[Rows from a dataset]
════════════════
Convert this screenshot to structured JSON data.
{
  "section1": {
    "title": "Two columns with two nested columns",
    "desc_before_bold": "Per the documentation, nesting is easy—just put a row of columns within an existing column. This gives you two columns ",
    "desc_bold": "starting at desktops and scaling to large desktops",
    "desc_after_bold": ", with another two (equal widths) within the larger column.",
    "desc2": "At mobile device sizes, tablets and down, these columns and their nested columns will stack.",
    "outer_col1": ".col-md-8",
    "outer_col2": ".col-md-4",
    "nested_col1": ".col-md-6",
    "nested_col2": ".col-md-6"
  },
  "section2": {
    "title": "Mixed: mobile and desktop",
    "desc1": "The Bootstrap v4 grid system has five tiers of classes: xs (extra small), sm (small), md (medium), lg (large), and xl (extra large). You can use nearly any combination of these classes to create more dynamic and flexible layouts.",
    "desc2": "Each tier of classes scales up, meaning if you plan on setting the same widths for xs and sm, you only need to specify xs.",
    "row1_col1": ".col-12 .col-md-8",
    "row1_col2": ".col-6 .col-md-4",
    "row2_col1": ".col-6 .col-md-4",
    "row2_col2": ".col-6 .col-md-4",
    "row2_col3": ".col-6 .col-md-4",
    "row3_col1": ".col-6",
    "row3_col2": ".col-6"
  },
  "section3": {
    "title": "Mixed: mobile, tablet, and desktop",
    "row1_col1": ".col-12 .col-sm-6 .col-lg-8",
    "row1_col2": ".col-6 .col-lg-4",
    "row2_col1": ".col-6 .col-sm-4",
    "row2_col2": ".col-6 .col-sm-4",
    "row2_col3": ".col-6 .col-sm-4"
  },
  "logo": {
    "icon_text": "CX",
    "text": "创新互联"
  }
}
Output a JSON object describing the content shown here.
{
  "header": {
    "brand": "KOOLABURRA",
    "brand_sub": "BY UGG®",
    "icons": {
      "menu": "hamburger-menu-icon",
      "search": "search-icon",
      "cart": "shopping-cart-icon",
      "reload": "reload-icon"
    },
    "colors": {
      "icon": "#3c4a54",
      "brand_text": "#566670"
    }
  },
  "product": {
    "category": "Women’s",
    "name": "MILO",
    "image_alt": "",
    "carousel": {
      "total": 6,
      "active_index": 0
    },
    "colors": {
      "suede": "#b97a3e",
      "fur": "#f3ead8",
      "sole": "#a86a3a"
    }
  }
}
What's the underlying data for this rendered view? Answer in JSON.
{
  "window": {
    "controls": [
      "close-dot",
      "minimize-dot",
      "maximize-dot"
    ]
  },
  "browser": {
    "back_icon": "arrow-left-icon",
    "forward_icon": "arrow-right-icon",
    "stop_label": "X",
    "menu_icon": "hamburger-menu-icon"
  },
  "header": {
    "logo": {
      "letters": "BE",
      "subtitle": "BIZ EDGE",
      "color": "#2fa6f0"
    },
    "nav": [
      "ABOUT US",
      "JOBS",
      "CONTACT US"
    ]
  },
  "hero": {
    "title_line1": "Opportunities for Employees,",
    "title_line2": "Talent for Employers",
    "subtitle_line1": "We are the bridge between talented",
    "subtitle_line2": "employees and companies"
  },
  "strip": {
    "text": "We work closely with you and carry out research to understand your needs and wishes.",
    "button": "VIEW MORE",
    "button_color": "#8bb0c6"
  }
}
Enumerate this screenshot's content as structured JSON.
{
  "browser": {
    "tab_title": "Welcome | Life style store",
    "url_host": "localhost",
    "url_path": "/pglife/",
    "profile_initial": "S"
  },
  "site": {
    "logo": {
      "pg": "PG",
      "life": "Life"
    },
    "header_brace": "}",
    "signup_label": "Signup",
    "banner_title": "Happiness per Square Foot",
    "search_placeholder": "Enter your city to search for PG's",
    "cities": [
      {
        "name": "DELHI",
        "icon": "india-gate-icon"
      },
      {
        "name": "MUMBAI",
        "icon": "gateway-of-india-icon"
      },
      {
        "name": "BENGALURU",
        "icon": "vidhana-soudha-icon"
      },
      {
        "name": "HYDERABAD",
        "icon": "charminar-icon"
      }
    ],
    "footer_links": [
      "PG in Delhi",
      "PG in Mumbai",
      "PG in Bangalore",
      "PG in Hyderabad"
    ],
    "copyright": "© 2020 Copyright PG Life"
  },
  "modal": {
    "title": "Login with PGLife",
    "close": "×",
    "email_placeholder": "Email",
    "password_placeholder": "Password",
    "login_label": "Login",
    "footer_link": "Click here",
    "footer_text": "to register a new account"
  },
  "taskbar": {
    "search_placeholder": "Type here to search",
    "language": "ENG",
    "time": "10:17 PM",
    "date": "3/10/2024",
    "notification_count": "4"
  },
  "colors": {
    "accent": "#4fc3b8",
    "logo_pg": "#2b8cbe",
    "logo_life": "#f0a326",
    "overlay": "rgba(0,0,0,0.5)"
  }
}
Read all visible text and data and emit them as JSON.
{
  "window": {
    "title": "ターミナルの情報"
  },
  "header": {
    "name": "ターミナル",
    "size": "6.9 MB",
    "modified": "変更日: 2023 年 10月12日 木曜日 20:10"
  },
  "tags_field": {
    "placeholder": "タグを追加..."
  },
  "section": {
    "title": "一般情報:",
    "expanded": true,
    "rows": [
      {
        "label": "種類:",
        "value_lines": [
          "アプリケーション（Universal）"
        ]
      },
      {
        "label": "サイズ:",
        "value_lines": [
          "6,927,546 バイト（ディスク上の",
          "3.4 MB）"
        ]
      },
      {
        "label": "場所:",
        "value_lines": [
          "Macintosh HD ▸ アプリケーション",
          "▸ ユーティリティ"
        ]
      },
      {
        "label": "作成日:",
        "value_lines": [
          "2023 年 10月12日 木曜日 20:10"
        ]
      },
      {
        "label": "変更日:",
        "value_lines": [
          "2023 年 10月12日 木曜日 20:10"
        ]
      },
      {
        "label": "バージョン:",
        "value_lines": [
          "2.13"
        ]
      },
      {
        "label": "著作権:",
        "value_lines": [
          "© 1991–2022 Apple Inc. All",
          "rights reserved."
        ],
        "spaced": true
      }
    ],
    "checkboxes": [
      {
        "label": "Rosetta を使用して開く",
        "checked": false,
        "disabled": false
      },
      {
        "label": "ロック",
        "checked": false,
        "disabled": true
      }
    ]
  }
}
════════════════
■ AIM: Search the records above for the string "arrow". Copy every line that contains it.

■ EXERCISE SOLUTION:
    "back_icon": "arrow-left-icon",
    "forward_icon": "arrow-right-icon",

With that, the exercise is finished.